───── PROVIDED MATERIAL ─────

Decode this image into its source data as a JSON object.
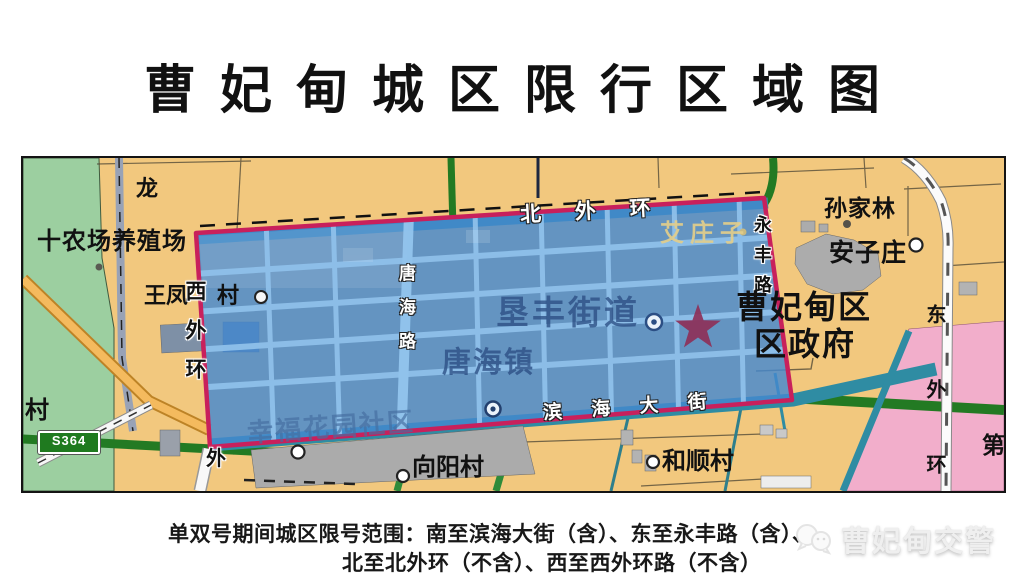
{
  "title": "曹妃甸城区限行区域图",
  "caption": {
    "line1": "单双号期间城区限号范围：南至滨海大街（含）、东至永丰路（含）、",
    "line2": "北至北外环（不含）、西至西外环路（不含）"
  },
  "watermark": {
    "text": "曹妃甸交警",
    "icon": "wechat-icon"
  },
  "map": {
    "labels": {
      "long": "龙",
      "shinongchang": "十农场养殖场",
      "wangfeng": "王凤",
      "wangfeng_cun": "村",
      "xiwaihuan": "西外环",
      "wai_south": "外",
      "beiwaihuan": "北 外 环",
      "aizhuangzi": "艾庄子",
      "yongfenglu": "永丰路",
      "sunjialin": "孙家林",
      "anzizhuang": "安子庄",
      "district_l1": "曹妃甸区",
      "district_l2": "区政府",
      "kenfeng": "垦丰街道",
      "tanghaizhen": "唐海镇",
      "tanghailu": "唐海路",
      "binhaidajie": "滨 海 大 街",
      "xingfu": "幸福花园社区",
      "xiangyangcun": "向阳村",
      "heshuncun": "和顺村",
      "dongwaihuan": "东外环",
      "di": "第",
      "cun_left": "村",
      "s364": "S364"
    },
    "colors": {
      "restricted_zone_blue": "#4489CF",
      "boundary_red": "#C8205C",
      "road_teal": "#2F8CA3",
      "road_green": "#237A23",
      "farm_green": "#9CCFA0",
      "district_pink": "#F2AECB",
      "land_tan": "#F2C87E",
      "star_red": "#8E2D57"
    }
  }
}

─────
───── PROVIDED MATERIAL ─────

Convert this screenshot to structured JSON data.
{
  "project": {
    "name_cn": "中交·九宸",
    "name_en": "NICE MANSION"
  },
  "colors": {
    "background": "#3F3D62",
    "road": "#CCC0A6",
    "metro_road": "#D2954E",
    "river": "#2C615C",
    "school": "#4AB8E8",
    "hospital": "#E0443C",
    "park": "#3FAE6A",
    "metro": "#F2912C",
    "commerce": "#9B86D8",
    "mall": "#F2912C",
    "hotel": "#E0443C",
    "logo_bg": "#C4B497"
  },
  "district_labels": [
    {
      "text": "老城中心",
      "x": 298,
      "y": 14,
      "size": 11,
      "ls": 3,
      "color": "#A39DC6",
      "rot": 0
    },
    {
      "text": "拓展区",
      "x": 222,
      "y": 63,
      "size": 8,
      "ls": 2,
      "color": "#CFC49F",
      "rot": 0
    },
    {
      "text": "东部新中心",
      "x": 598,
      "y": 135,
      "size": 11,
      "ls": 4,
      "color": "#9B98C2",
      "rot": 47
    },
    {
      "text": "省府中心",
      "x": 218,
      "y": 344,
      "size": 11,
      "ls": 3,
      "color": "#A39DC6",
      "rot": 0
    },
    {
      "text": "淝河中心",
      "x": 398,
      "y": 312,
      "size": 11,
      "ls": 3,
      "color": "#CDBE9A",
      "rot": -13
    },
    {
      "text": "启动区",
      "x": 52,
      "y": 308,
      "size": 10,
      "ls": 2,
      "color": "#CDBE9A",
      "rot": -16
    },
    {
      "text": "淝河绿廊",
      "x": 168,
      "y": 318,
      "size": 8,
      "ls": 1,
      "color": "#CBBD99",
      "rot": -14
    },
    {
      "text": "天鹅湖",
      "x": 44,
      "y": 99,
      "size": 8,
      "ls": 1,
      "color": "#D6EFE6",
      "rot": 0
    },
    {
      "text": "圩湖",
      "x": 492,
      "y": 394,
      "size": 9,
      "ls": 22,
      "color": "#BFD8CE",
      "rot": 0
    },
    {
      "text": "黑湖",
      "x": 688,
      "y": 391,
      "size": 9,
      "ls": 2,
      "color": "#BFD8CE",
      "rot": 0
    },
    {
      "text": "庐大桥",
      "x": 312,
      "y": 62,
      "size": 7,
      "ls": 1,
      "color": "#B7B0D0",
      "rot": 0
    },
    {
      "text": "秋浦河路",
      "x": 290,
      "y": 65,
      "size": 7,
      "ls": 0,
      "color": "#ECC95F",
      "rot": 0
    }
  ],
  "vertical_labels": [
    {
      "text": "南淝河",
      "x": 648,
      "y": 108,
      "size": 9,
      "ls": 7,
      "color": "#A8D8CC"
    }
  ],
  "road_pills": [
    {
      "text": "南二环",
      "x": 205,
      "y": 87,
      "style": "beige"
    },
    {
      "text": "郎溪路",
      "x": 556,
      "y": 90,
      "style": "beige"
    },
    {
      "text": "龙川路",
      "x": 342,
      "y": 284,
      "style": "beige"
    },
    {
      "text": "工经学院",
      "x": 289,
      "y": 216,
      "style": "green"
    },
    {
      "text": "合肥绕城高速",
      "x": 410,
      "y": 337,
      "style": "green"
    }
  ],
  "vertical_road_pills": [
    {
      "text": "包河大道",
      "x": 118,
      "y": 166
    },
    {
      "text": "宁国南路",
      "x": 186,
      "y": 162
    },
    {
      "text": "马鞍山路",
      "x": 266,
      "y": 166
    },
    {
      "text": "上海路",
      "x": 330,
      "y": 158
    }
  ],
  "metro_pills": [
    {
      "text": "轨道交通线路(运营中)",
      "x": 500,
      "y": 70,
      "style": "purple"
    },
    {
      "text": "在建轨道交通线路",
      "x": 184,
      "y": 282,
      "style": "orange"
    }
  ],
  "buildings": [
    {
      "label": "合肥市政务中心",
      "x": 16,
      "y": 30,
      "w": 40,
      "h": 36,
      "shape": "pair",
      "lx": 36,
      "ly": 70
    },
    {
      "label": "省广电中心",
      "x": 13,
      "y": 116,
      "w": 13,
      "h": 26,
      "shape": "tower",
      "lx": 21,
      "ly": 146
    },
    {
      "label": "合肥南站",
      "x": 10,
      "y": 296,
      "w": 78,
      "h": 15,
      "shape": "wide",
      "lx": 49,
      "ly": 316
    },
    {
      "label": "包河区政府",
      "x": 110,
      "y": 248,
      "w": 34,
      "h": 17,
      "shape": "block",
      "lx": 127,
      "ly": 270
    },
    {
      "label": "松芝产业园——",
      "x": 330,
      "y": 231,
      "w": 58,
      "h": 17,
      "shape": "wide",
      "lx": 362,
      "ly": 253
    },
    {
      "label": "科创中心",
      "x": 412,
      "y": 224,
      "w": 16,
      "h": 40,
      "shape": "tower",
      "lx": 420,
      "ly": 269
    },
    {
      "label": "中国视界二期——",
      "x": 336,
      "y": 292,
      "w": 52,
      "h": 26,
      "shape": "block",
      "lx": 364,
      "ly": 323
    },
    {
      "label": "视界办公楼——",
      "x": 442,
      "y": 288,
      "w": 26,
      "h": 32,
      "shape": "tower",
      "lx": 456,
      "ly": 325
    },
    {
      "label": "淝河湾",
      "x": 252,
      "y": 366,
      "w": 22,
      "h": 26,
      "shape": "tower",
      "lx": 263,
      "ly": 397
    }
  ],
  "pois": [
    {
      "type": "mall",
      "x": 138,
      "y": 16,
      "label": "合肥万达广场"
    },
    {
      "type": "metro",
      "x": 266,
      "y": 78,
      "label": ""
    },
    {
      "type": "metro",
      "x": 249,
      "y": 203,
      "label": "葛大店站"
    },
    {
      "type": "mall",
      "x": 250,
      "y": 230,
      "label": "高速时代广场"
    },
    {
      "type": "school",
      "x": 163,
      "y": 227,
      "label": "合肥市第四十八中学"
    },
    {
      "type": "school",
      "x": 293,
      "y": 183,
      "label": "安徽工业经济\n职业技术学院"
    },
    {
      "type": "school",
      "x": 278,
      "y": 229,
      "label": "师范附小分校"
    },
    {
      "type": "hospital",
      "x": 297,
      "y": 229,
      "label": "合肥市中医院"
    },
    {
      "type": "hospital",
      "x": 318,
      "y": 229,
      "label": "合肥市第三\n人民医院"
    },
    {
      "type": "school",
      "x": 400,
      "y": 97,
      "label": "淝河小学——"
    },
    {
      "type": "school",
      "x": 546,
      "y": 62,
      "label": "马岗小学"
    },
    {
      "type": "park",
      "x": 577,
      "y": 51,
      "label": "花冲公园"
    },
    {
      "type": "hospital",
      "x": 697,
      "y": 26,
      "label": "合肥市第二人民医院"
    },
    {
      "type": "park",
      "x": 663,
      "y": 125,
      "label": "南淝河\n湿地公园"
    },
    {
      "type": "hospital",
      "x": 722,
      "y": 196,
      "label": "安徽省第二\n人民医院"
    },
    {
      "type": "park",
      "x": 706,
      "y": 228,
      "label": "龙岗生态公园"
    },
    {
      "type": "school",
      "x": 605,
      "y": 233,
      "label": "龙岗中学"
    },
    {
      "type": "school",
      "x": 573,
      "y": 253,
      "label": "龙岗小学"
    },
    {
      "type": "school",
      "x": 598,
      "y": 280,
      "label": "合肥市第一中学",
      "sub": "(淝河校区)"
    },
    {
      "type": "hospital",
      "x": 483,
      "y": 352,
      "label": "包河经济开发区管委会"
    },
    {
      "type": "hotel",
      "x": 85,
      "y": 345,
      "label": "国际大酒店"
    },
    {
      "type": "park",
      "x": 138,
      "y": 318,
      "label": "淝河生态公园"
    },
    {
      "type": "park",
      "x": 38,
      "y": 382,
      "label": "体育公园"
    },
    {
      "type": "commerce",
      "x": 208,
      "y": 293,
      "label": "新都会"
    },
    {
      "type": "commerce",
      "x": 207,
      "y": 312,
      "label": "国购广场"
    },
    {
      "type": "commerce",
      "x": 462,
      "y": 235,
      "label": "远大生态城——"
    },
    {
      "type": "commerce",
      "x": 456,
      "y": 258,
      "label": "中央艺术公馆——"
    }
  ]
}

─────
───── PROVIDED MATERIAL ─────

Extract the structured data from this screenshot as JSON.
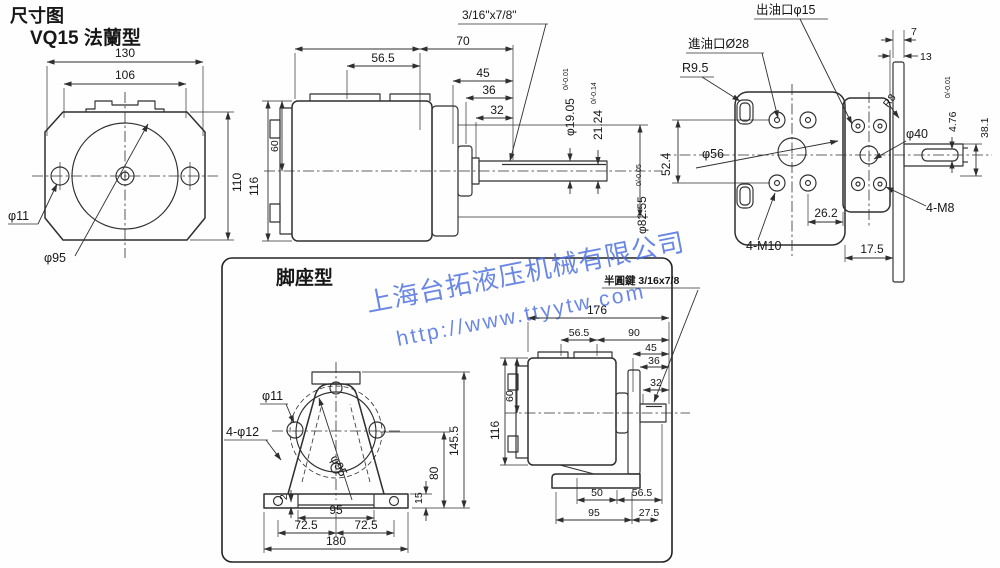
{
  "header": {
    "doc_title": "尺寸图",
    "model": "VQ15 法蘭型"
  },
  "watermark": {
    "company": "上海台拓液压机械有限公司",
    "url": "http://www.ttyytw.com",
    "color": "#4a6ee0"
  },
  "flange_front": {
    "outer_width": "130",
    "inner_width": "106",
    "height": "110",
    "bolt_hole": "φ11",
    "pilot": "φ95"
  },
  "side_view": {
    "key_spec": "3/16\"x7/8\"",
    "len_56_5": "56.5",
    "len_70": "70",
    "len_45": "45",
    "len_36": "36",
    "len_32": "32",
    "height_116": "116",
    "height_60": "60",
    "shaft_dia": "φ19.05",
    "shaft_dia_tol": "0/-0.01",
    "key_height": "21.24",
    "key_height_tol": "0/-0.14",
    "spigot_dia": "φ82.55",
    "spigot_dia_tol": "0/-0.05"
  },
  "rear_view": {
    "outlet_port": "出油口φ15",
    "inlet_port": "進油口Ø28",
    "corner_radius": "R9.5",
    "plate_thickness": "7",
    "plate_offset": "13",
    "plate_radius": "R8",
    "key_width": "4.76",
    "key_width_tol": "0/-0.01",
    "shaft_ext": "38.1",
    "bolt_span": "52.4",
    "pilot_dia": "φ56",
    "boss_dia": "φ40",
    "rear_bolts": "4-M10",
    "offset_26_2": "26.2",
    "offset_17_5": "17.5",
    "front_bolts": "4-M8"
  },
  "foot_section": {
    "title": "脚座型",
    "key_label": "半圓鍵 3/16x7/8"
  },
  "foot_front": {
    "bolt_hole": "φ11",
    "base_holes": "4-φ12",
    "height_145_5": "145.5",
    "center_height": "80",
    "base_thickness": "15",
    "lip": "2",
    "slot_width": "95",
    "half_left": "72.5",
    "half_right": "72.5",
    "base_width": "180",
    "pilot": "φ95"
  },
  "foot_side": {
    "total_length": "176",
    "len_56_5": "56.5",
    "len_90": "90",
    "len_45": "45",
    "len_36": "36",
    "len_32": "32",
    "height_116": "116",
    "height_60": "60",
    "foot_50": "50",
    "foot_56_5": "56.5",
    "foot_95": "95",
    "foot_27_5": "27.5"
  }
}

─────

[WHAT IS NEEDED] Give only the number of lines in the material above that hold the word "this".

[EXERCISE ANSWER] 3